# Problem description
Pictures within the data are to be left out; everything else must be reproduced exactly.

# Information shown
——————————

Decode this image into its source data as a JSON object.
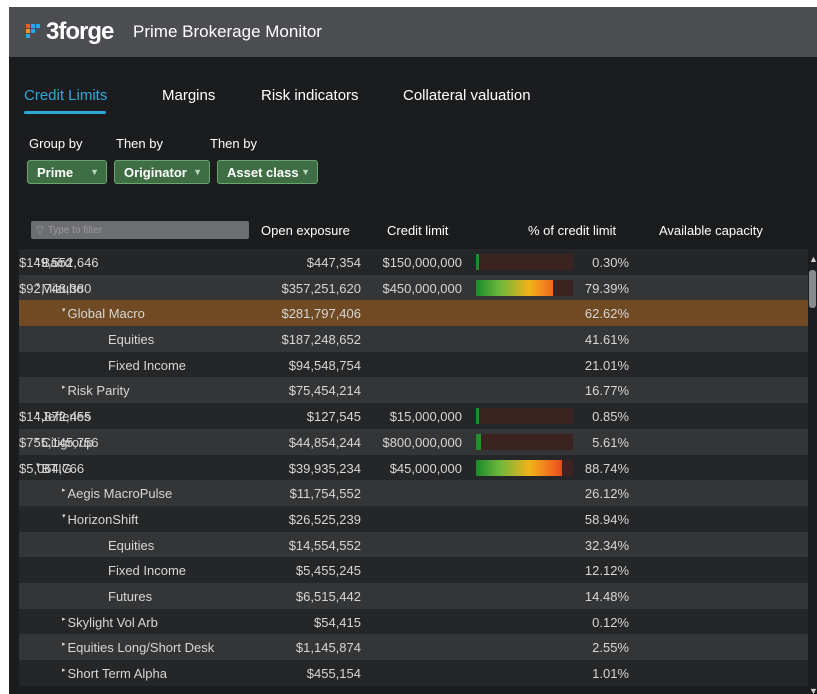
{
  "app": {
    "logo_text": "3forge",
    "title": "Prime Brokerage Monitor",
    "logo_colors": [
      "#f15a24",
      "#27aae1",
      "#27aae1",
      "#f7931e",
      "#27aae1",
      "#27aae1"
    ]
  },
  "tabs": [
    {
      "label": "Credit Limits",
      "active": true
    },
    {
      "label": "Margins",
      "active": false
    },
    {
      "label": "Risk indicators",
      "active": false
    },
    {
      "label": "Collateral valuation",
      "active": false
    }
  ],
  "grouping": {
    "labels": [
      "Group by",
      "Then by",
      "Then by"
    ],
    "selects": [
      {
        "value": "Prime"
      },
      {
        "value": "Originator"
      },
      {
        "value": "Asset class"
      }
    ]
  },
  "table": {
    "filter_placeholder": "Type to filter",
    "columns": [
      "Open exposure",
      "Credit limit",
      "% of credit limit",
      "Available capacity"
    ],
    "rows": [
      {
        "name": "Baird",
        "level": 0,
        "caret": "right",
        "exposure": "$447,354",
        "limit": "$150,000,000",
        "pct": "0.30%",
        "bar": 0.003,
        "capacity": "$149,552,646"
      },
      {
        "name": "Mizuho",
        "level": 0,
        "caret": "down",
        "exposure": "$357,251,620",
        "limit": "$450,000,000",
        "pct": "79.39%",
        "bar": 0.7939,
        "capacity": "$92,748,380"
      },
      {
        "name": "Global Macro",
        "level": 1,
        "caret": "down",
        "exposure": "$281,797,406",
        "limit": "",
        "pct": "62.62%",
        "capacity": "",
        "selected": true
      },
      {
        "name": "Equities",
        "level": 2,
        "caret": "",
        "exposure": "$187,248,652",
        "limit": "",
        "pct": "41.61%",
        "capacity": ""
      },
      {
        "name": "Fixed Income",
        "level": 2,
        "caret": "",
        "exposure": "$94,548,754",
        "limit": "",
        "pct": "21.01%",
        "capacity": ""
      },
      {
        "name": "Risk Parity",
        "level": 1,
        "caret": "right",
        "exposure": "$75,454,214",
        "limit": "",
        "pct": "16.77%",
        "capacity": ""
      },
      {
        "name": "Jefferies",
        "level": 0,
        "caret": "right",
        "exposure": "$127,545",
        "limit": "$15,000,000",
        "pct": "0.85%",
        "bar": 0.0085,
        "capacity": "$14,872,455"
      },
      {
        "name": "Citigroup",
        "level": 0,
        "caret": "right",
        "exposure": "$44,854,244",
        "limit": "$800,000,000",
        "pct": "5.61%",
        "bar": 0.0561,
        "capacity": "$755,145,756"
      },
      {
        "name": "BTIG",
        "level": 0,
        "caret": "down",
        "exposure": "$39,935,234",
        "limit": "$45,000,000",
        "pct": "88.74%",
        "bar": 0.8874,
        "capacity": "$5,064,766"
      },
      {
        "name": "Aegis MacroPulse",
        "level": 1,
        "caret": "right",
        "exposure": "$11,754,552",
        "limit": "",
        "pct": "26.12%",
        "capacity": ""
      },
      {
        "name": "HorizonShift",
        "level": 1,
        "caret": "down",
        "exposure": "$26,525,239",
        "limit": "",
        "pct": "58.94%",
        "capacity": ""
      },
      {
        "name": "Equities",
        "level": 2,
        "caret": "",
        "exposure": "$14,554,552",
        "limit": "",
        "pct": "32.34%",
        "capacity": ""
      },
      {
        "name": "Fixed Income",
        "level": 2,
        "caret": "",
        "exposure": "$5,455,245",
        "limit": "",
        "pct": "12.12%",
        "capacity": ""
      },
      {
        "name": "Futures",
        "level": 2,
        "caret": "",
        "exposure": "$6,515,442",
        "limit": "",
        "pct": "14.48%",
        "capacity": ""
      },
      {
        "name": "Skylight Vol Arb",
        "level": 1,
        "caret": "right",
        "exposure": "$54,415",
        "limit": "",
        "pct": "0.12%",
        "capacity": ""
      },
      {
        "name": "Equities Long/Short Desk",
        "level": 1,
        "caret": "right",
        "exposure": "$1,145,874",
        "limit": "",
        "pct": "2.55%",
        "capacity": ""
      },
      {
        "name": "Short Term Alpha",
        "level": 1,
        "caret": "right",
        "exposure": "$455,154",
        "limit": "",
        "pct": "1.01%",
        "capacity": ""
      }
    ]
  },
  "colors": {
    "accent": "#2fa8d8",
    "selected_row": "#6f4a22",
    "select_bg": "#3f6e45"
  }
}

——————————

# Output
Decode this image into its source data as a JSON object.
{
  "app": {
    "logo_text": "3forge",
    "title": "Prime Brokerage Monitor",
    "logo_colors": [
      "#f15a24",
      "#27aae1",
      "#27aae1",
      "#f7931e",
      "#27aae1",
      "#27aae1"
    ]
  },
  "tabs": [
    {
      "label": "Credit Limits",
      "active": true
    },
    {
      "label": "Margins",
      "active": false
    },
    {
      "label": "Risk indicators",
      "active": false
    },
    {
      "label": "Collateral valuation",
      "active": false
    }
  ],
  "grouping": {
    "labels": [
      "Group by",
      "Then by",
      "Then by"
    ],
    "selects": [
      {
        "value": "Prime"
      },
      {
        "value": "Originator"
      },
      {
        "value": "Asset class"
      }
    ]
  },
  "table": {
    "filter_placeholder": "Type to filter",
    "columns": [
      "Open exposure",
      "Credit limit",
      "% of credit limit",
      "Available capacity"
    ],
    "rows": [
      {
        "name": "Baird",
        "level": 0,
        "caret": "right",
        "exposure": "$447,354",
        "limit": "$150,000,000",
        "pct": "0.30%",
        "bar": 0.003,
        "capacity": "$149,552,646"
      },
      {
        "name": "Mizuho",
        "level": 0,
        "caret": "down",
        "exposure": "$357,251,620",
        "limit": "$450,000,000",
        "pct": "79.39%",
        "bar": 0.7939,
        "capacity": "$92,748,380"
      },
      {
        "name": "Global Macro",
        "level": 1,
        "caret": "down",
        "exposure": "$281,797,406",
        "limit": "",
        "pct": "62.62%",
        "capacity": "",
        "selected": true
      },
      {
        "name": "Equities",
        "level": 2,
        "caret": "",
        "exposure": "$187,248,652",
        "limit": "",
        "pct": "41.61%",
        "capacity": ""
      },
      {
        "name": "Fixed Income",
        "level": 2,
        "caret": "",
        "exposure": "$94,548,754",
        "limit": "",
        "pct": "21.01%",
        "capacity": ""
      },
      {
        "name": "Risk Parity",
        "level": 1,
        "caret": "right",
        "exposure": "$75,454,214",
        "limit": "",
        "pct": "16.77%",
        "capacity": ""
      },
      {
        "name": "Jefferies",
        "level": 0,
        "caret": "right",
        "exposure": "$127,545",
        "limit": "$15,000,000",
        "pct": "0.85%",
        "bar": 0.0085,
        "capacity": "$14,872,455"
      },
      {
        "name": "Citigroup",
        "level": 0,
        "caret": "right",
        "exposure": "$44,854,244",
        "limit": "$800,000,000",
        "pct": "5.61%",
        "bar": 0.0561,
        "capacity": "$755,145,756"
      },
      {
        "name": "BTIG",
        "level": 0,
        "caret": "down",
        "exposure": "$39,935,234",
        "limit": "$45,000,000",
        "pct": "88.74%",
        "bar": 0.8874,
        "capacity": "$5,064,766"
      },
      {
        "name": "Aegis MacroPulse",
        "level": 1,
        "caret": "right",
        "exposure": "$11,754,552",
        "limit": "",
        "pct": "26.12%",
        "capacity": ""
      },
      {
        "name": "HorizonShift",
        "level": 1,
        "caret": "down",
        "exposure": "$26,525,239",
        "limit": "",
        "pct": "58.94%",
        "capacity": ""
      },
      {
        "name": "Equities",
        "level": 2,
        "caret": "",
        "exposure": "$14,554,552",
        "limit": "",
        "pct": "32.34%",
        "capacity": ""
      },
      {
        "name": "Fixed Income",
        "level": 2,
        "caret": "",
        "exposure": "$5,455,245",
        "limit": "",
        "pct": "12.12%",
        "capacity": ""
      },
      {
        "name": "Futures",
        "level": 2,
        "caret": "",
        "exposure": "$6,515,442",
        "limit": "",
        "pct": "14.48%",
        "capacity": ""
      },
      {
        "name": "Skylight Vol Arb",
        "level": 1,
        "caret": "right",
        "exposure": "$54,415",
        "limit": "",
        "pct": "0.12%",
        "capacity": ""
      },
      {
        "name": "Equities Long/Short Desk",
        "level": 1,
        "caret": "right",
        "exposure": "$1,145,874",
        "limit": "",
        "pct": "2.55%",
        "capacity": ""
      },
      {
        "name": "Short Term Alpha",
        "level": 1,
        "caret": "right",
        "exposure": "$455,154",
        "limit": "",
        "pct": "1.01%",
        "capacity": ""
      }
    ]
  },
  "colors": {
    "accent": "#2fa8d8",
    "selected_row": "#6f4a22",
    "select_bg": "#3f6e45"
  }
}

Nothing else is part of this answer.